### SHORT TASK
Restate the whole listing word for word. Pictures are left out.

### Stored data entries
---------------

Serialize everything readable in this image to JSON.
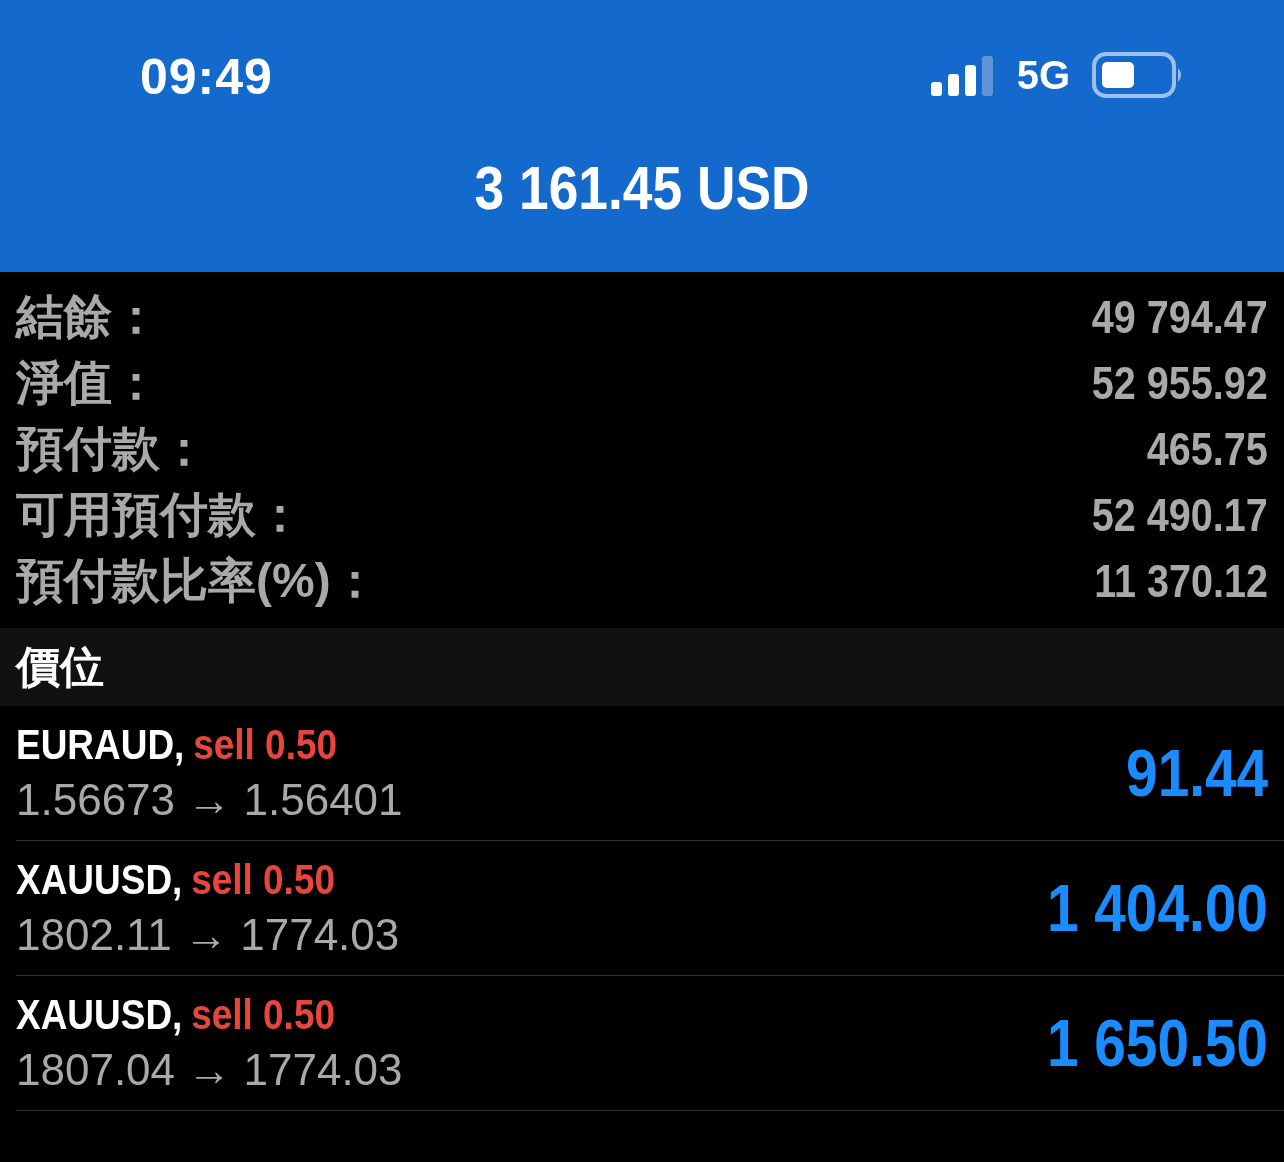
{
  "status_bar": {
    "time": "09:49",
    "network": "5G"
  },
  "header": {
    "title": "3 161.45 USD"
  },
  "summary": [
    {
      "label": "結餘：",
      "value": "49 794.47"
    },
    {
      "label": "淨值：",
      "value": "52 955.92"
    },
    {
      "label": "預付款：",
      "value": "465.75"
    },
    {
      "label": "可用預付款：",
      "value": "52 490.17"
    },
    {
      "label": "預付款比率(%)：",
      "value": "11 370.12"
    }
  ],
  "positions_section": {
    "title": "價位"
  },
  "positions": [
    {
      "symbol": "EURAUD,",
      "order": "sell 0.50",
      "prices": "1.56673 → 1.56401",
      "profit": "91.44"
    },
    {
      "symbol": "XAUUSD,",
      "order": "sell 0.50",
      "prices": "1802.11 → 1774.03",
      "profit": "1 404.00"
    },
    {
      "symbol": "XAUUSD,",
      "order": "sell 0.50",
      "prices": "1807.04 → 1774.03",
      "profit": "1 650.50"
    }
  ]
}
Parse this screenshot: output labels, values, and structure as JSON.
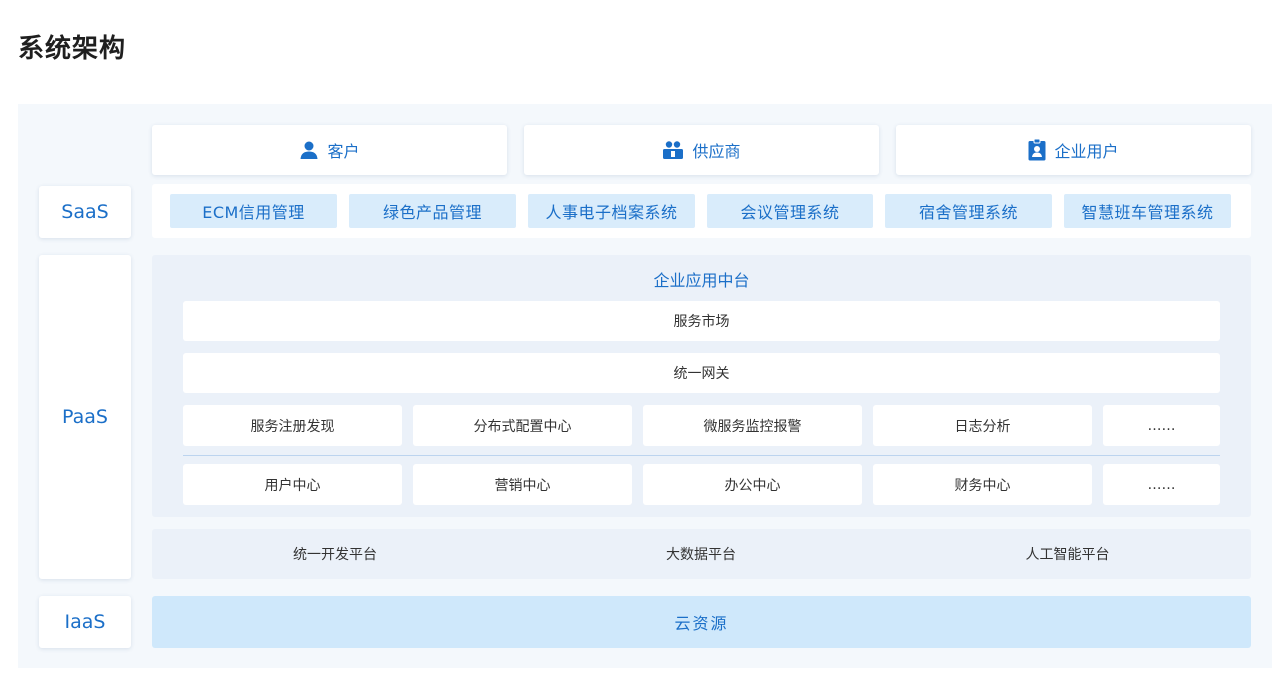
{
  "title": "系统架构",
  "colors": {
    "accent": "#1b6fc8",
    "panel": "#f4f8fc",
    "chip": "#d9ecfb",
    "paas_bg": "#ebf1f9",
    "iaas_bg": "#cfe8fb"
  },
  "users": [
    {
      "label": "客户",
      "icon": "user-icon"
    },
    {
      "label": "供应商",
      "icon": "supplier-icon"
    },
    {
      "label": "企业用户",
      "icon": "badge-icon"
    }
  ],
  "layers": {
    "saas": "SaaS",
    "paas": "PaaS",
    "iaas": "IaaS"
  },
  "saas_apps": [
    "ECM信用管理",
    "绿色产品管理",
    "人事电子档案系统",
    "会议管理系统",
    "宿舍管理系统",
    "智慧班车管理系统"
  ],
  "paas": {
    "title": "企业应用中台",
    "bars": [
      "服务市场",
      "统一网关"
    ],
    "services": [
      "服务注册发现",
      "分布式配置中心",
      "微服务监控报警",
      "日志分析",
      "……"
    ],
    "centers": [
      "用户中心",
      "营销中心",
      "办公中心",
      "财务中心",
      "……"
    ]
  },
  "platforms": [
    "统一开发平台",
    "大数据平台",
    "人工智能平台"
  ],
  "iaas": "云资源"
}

---------------

### THE COMPLETED TASK
Serialize everything readable in this image to JSON.
{
  "status_bar": {
    "time": "09:49",
    "network": "5G"
  },
  "header": {
    "title": "3 161.45 USD"
  },
  "summary": [
    {
      "label": "結餘：",
      "value": "49 794.47"
    },
    {
      "label": "淨值：",
      "value": "52 955.92"
    },
    {
      "label": "預付款：",
      "value": "465.75"
    },
    {
      "label": "可用預付款：",
      "value": "52 490.17"
    },
    {
      "label": "預付款比率(%)：",
      "value": "11 370.12"
    }
  ],
  "positions_section": {
    "title": "價位"
  },
  "positions": [
    {
      "symbol": "EURAUD,",
      "order": "sell 0.50",
      "prices": "1.56673 → 1.56401",
      "profit": "91.44"
    },
    {
      "symbol": "XAUUSD,",
      "order": "sell 0.50",
      "prices": "1802.11 → 1774.03",
      "profit": "1 404.00"
    },
    {
      "symbol": "XAUUSD,",
      "order": "sell 0.50",
      "prices": "1807.04 → 1774.03",
      "profit": "1 650.50"
    }
  ]
}
Parse this screenshot: output labels, values, and structure as JSON.
{
  "title": "系统架构",
  "colors": {
    "accent": "#1b6fc8",
    "panel": "#f4f8fc",
    "chip": "#d9ecfb",
    "paas_bg": "#ebf1f9",
    "iaas_bg": "#cfe8fb"
  },
  "users": [
    {
      "label": "客户",
      "icon": "user-icon"
    },
    {
      "label": "供应商",
      "icon": "supplier-icon"
    },
    {
      "label": "企业用户",
      "icon": "badge-icon"
    }
  ],
  "layers": {
    "saas": "SaaS",
    "paas": "PaaS",
    "iaas": "IaaS"
  },
  "saas_apps": [
    "ECM信用管理",
    "绿色产品管理",
    "人事电子档案系统",
    "会议管理系统",
    "宿舍管理系统",
    "智慧班车管理系统"
  ],
  "paas": {
    "title": "企业应用中台",
    "bars": [
      "服务市场",
      "统一网关"
    ],
    "services": [
      "服务注册发现",
      "分布式配置中心",
      "微服务监控报警",
      "日志分析",
      "……"
    ],
    "centers": [
      "用户中心",
      "营销中心",
      "办公中心",
      "财务中心",
      "……"
    ]
  },
  "platforms": [
    "统一开发平台",
    "大数据平台",
    "人工智能平台"
  ],
  "iaas": "云资源"
}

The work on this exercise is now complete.